── Input for this task

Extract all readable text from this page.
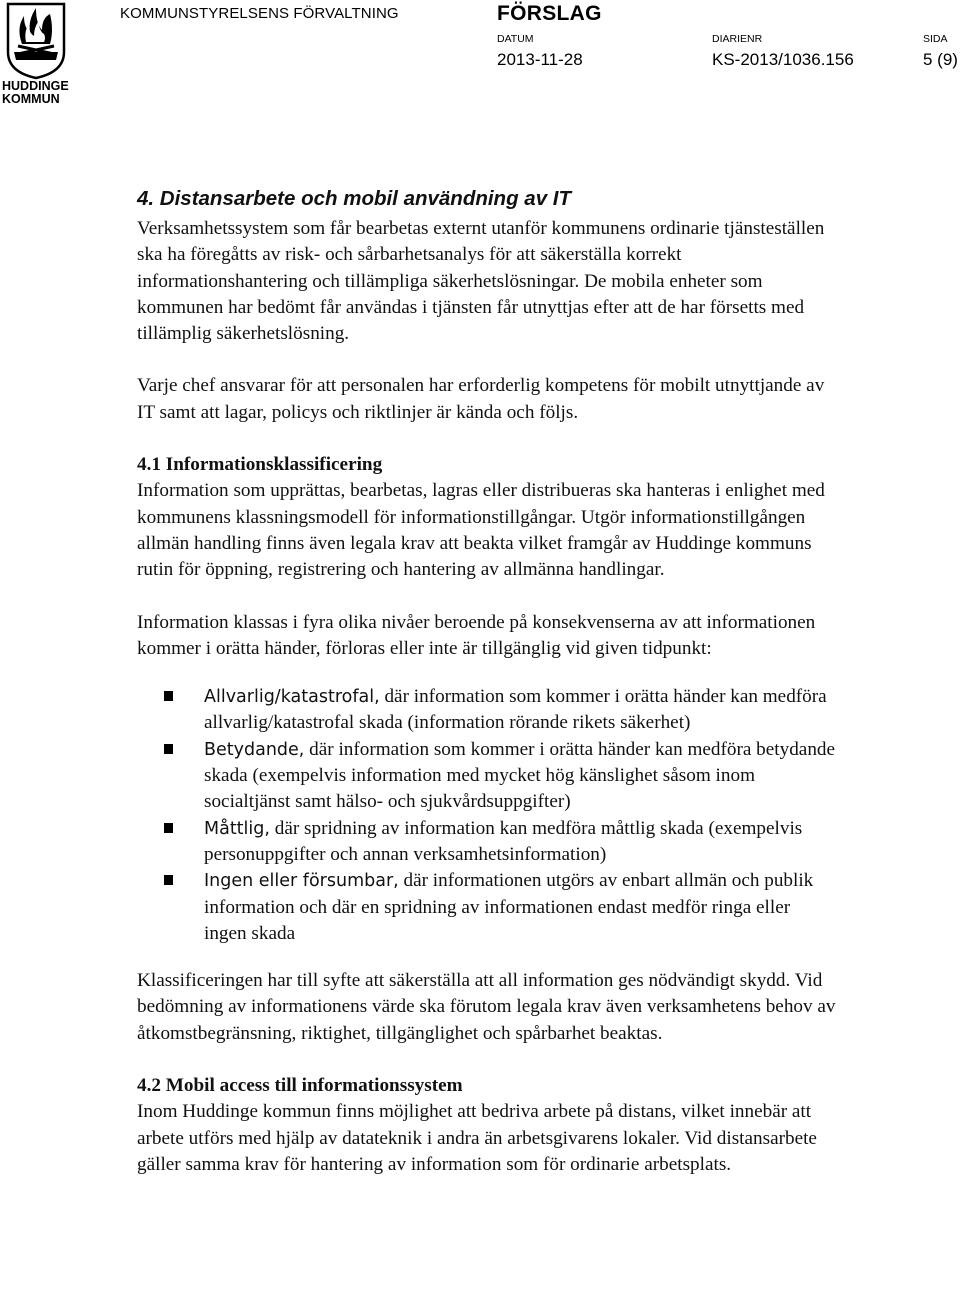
HUDDINGE
KOMMUN
KOMMUNSTYRELSENS FÖRVALTNING	FÖRSLAG
DATUM
2013-11-28
DIARIENR
KS-2013/1036.156
SIDA
5 (9)
4. Distansarbete och mobil användning av IT

Verksamhetssystem som får bearbetas externt utanför kommunens ordinarie tjänsteställen ska ha föregåtts av risk- och sårbarhetsanalys för att säkerställa korrekt informationshantering och tillämpliga säkerhetslösningar. De mobila enheter som kommunen har bedömt får användas i tjänsten får utnyttjas efter att de har försetts med tillämplig säkerhetslösning.

Varje chef ansvarar för att personalen har erforderlig kompetens för mobilt utnyttjande av IT samt att lagar, policys och riktlinjer är kända och följs.

4.1 Informationsklassificering

Information som upprättas, bearbetas, lagras eller distribueras ska hanteras i enlighet med kommunens klassningsmodell för informationstillgångar. Utgör informationstillgången allmän handling finns även legala krav att beakta vilket framgår av Huddinge kommuns rutin för öppning, registrering och hantering av allmänna handlingar.

Information klassas i fyra olika nivåer beroende på konsekvenserna av att informationen kommer i orätta händer, förloras eller inte är tillgänglig vid given tidpunkt:

Allvarlig/katastrofal, där information som kommer i orätta händer kan medföra allvarlig/katastrofal skada (information rörande rikets säkerhet)
Betydande, där information som kommer i orätta händer kan medföra betydande skada (exempelvis information med mycket hög känslighet såsom inom socialtjänst samt hälso- och sjukvårdsuppgifter)
Måttlig, där spridning av information kan medföra måttlig skada (exempelvis personuppgifter och annan verksamhetsinformation)
Ingen eller försumbar, där informationen utgörs av enbart allmän och publik information och där en spridning av informationen endast medför ringa eller ingen skada

Klassificeringen har till syfte att säkerställa att all information ges nödvändigt skydd. Vid bedömning av informationens värde ska förutom legala krav även verksamhetens behov av åtkomstbegränsning, riktighet, tillgänglighet och spårbarhet beaktas.

4.2 Mobil access till informationssystem

Inom Huddinge kommun finns möjlighet att bedriva arbete på distans, vilket innebär att arbete utförs med hjälp av datateknik i andra än arbetsgivarens lokaler. Vid distansarbete gäller samma krav för hantering av information som för ordinarie arbetsplats.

────

Given request: Reproduce every entry word for word, but omit the pictures.

The answer:
Extract all readable text from this page.
HUDDINGE
KOMMUN
KOMMUNSTYRELSENS FÖRVALTNING	FÖRSLAG
DATUM
2013-11-28
DIARIENR
KS-2013/1036.156
SIDA
5 (9)
4. Distansarbete och mobil användning av IT

Verksamhetssystem som får bearbetas externt utanför kommunens ordinarie tjänsteställen ska ha föregåtts av risk- och sårbarhetsanalys för att säkerställa korrekt informationshantering och tillämpliga säkerhetslösningar. De mobila enheter som kommunen har bedömt får användas i tjänsten får utnyttjas efter att de har försetts med tillämplig säkerhetslösning.

Varje chef ansvarar för att personalen har erforderlig kompetens för mobilt utnyttjande av IT samt att lagar, policys och riktlinjer är kända och följs.

4.1 Informationsklassificering

Information som upprättas, bearbetas, lagras eller distribueras ska hanteras i enlighet med kommunens klassningsmodell för informationstillgångar. Utgör informationstillgången allmän handling finns även legala krav att beakta vilket framgår av Huddinge kommuns rutin för öppning, registrering och hantering av allmänna handlingar.

Information klassas i fyra olika nivåer beroende på konsekvenserna av att informationen kommer i orätta händer, förloras eller inte är tillgänglig vid given tidpunkt:

Allvarlig/katastrofal, där information som kommer i orätta händer kan medföra allvarlig/katastrofal skada (information rörande rikets säkerhet)
Betydande, där information som kommer i orätta händer kan medföra betydande skada (exempelvis information med mycket hög känslighet såsom inom socialtjänst samt hälso- och sjukvårdsuppgifter)
Måttlig, där spridning av information kan medföra måttlig skada (exempelvis personuppgifter och annan verksamhetsinformation)
Ingen eller försumbar, där informationen utgörs av enbart allmän och publik information och där en spridning av informationen endast medför ringa eller ingen skada

Klassificeringen har till syfte att säkerställa att all information ges nödvändigt skydd. Vid bedömning av informationens värde ska förutom legala krav även verksamhetens behov av åtkomstbegränsning, riktighet, tillgänglighet och spårbarhet beaktas.

4.2 Mobil access till informationssystem

Inom Huddinge kommun finns möjlighet att bedriva arbete på distans, vilket innebär att arbete utförs med hjälp av datateknik i andra än arbetsgivarens lokaler. Vid distansarbete gäller samma krav för hantering av information som för ordinarie arbetsplats.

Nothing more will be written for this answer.